* [Task to carry out]: Images are not part of the copy; transcribe all the data exactly.

--------------------------------------------------

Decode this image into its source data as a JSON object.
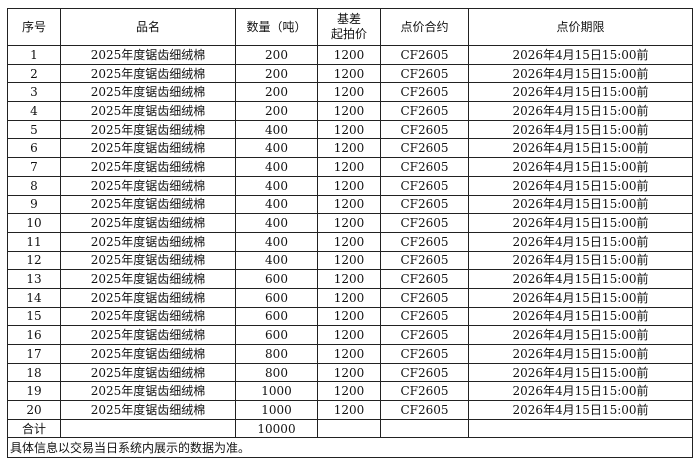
{
  "headers": [
    "序号",
    "品名",
    "数量（吨）",
    "基差\n起拍价",
    "点价合约",
    "点价期限"
  ],
  "header_basis_line1": "基差",
  "header_basis_line2": "起拍价",
  "rows": [
    [
      "1",
      "2025年度锯齿细绒棉",
      "200",
      "1200",
      "CF2605",
      "2026年4月15日15:00前"
    ],
    [
      "2",
      "2025年度锯齿细绒棉",
      "200",
      "1200",
      "CF2605",
      "2026年4月15日15:00前"
    ],
    [
      "3",
      "2025年度锯齿细绒棉",
      "200",
      "1200",
      "CF2605",
      "2026年4月15日15:00前"
    ],
    [
      "4",
      "2025年度锯齿细绒棉",
      "200",
      "1200",
      "CF2605",
      "2026年4月15日15:00前"
    ],
    [
      "5",
      "2025年度锯齿细绒棉",
      "400",
      "1200",
      "CF2605",
      "2026年4月15日15:00前"
    ],
    [
      "6",
      "2025年度锯齿细绒棉",
      "400",
      "1200",
      "CF2605",
      "2026年4月15日15:00前"
    ],
    [
      "7",
      "2025年度锯齿细绒棉",
      "400",
      "1200",
      "CF2605",
      "2026年4月15日15:00前"
    ],
    [
      "8",
      "2025年度锯齿细绒棉",
      "400",
      "1200",
      "CF2605",
      "2026年4月15日15:00前"
    ],
    [
      "9",
      "2025年度锯齿细绒棉",
      "400",
      "1200",
      "CF2605",
      "2026年4月15日15:00前"
    ],
    [
      "10",
      "2025年度锯齿细绒棉",
      "400",
      "1200",
      "CF2605",
      "2026年4月15日15:00前"
    ],
    [
      "11",
      "2025年度锯齿细绒棉",
      "400",
      "1200",
      "CF2605",
      "2026年4月15日15:00前"
    ],
    [
      "12",
      "2025年度锯齿细绒棉",
      "400",
      "1200",
      "CF2605",
      "2026年4月15日15:00前"
    ],
    [
      "13",
      "2025年度锯齿细绒棉",
      "600",
      "1200",
      "CF2605",
      "2026年4月15日15:00前"
    ],
    [
      "14",
      "2025年度锯齿细绒棉",
      "600",
      "1200",
      "CF2605",
      "2026年4月15日15:00前"
    ],
    [
      "15",
      "2025年度锯齿细绒棉",
      "600",
      "1200",
      "CF2605",
      "2026年4月15日15:00前"
    ],
    [
      "16",
      "2025年度锯齿细绒棉",
      "600",
      "1200",
      "CF2605",
      "2026年4月15日15:00前"
    ],
    [
      "17",
      "2025年度锯齿细绒棉",
      "800",
      "1200",
      "CF2605",
      "2026年4月15日15:00前"
    ],
    [
      "18",
      "2025年度锯齿细绒棉",
      "800",
      "1200",
      "CF2605",
      "2026年4月15日15:00前"
    ],
    [
      "19",
      "2025年度锯齿细绒棉",
      "1000",
      "1200",
      "CF2605",
      "2026年4月15日15:00前"
    ],
    [
      "20",
      "2025年度锯齿细绒棉",
      "1000",
      "1200",
      "CF2605",
      "2026年4月15日15:00前"
    ]
  ],
  "total": {
    "label": "合计",
    "quantity": "10000"
  },
  "note": "具体信息以交易当日系统内展示的数据为准。"
}
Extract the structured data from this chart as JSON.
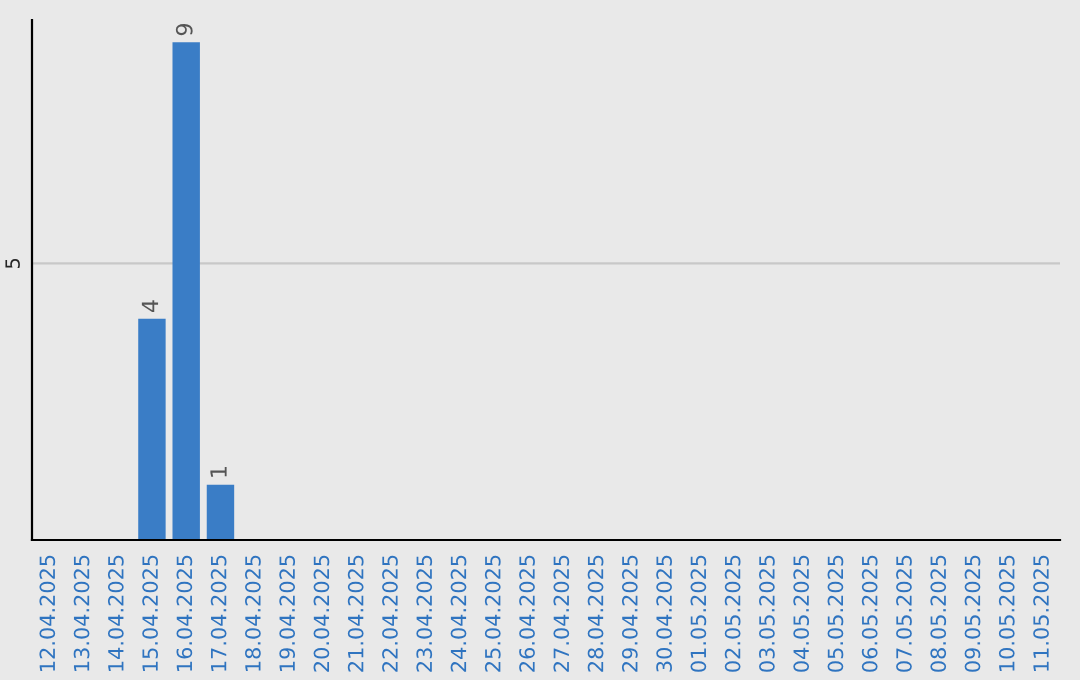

--------------------------------------------------

* [Output of the task]:
Decode this image into its source data as a JSON object.
{
  "headers": [
    "序号",
    "品名",
    "数量（吨）",
    "基差\n起拍价",
    "点价合约",
    "点价期限"
  ],
  "header_basis_line1": "基差",
  "header_basis_line2": "起拍价",
  "rows": [
    [
      "1",
      "2025年度锯齿细绒棉",
      "200",
      "1200",
      "CF2605",
      "2026年4月15日15:00前"
    ],
    [
      "2",
      "2025年度锯齿细绒棉",
      "200",
      "1200",
      "CF2605",
      "2026年4月15日15:00前"
    ],
    [
      "3",
      "2025年度锯齿细绒棉",
      "200",
      "1200",
      "CF2605",
      "2026年4月15日15:00前"
    ],
    [
      "4",
      "2025年度锯齿细绒棉",
      "200",
      "1200",
      "CF2605",
      "2026年4月15日15:00前"
    ],
    [
      "5",
      "2025年度锯齿细绒棉",
      "400",
      "1200",
      "CF2605",
      "2026年4月15日15:00前"
    ],
    [
      "6",
      "2025年度锯齿细绒棉",
      "400",
      "1200",
      "CF2605",
      "2026年4月15日15:00前"
    ],
    [
      "7",
      "2025年度锯齿细绒棉",
      "400",
      "1200",
      "CF2605",
      "2026年4月15日15:00前"
    ],
    [
      "8",
      "2025年度锯齿细绒棉",
      "400",
      "1200",
      "CF2605",
      "2026年4月15日15:00前"
    ],
    [
      "9",
      "2025年度锯齿细绒棉",
      "400",
      "1200",
      "CF2605",
      "2026年4月15日15:00前"
    ],
    [
      "10",
      "2025年度锯齿细绒棉",
      "400",
      "1200",
      "CF2605",
      "2026年4月15日15:00前"
    ],
    [
      "11",
      "2025年度锯齿细绒棉",
      "400",
      "1200",
      "CF2605",
      "2026年4月15日15:00前"
    ],
    [
      "12",
      "2025年度锯齿细绒棉",
      "400",
      "1200",
      "CF2605",
      "2026年4月15日15:00前"
    ],
    [
      "13",
      "2025年度锯齿细绒棉",
      "600",
      "1200",
      "CF2605",
      "2026年4月15日15:00前"
    ],
    [
      "14",
      "2025年度锯齿细绒棉",
      "600",
      "1200",
      "CF2605",
      "2026年4月15日15:00前"
    ],
    [
      "15",
      "2025年度锯齿细绒棉",
      "600",
      "1200",
      "CF2605",
      "2026年4月15日15:00前"
    ],
    [
      "16",
      "2025年度锯齿细绒棉",
      "600",
      "1200",
      "CF2605",
      "2026年4月15日15:00前"
    ],
    [
      "17",
      "2025年度锯齿细绒棉",
      "800",
      "1200",
      "CF2605",
      "2026年4月15日15:00前"
    ],
    [
      "18",
      "2025年度锯齿细绒棉",
      "800",
      "1200",
      "CF2605",
      "2026年4月15日15:00前"
    ],
    [
      "19",
      "2025年度锯齿细绒棉",
      "1000",
      "1200",
      "CF2605",
      "2026年4月15日15:00前"
    ],
    [
      "20",
      "2025年度锯齿细绒棉",
      "1000",
      "1200",
      "CF2605",
      "2026年4月15日15:00前"
    ]
  ],
  "total": {
    "label": "合计",
    "quantity": "10000"
  },
  "note": "具体信息以交易当日系统内展示的数据为准。"
}
Extract the structured data from this chart as JSON.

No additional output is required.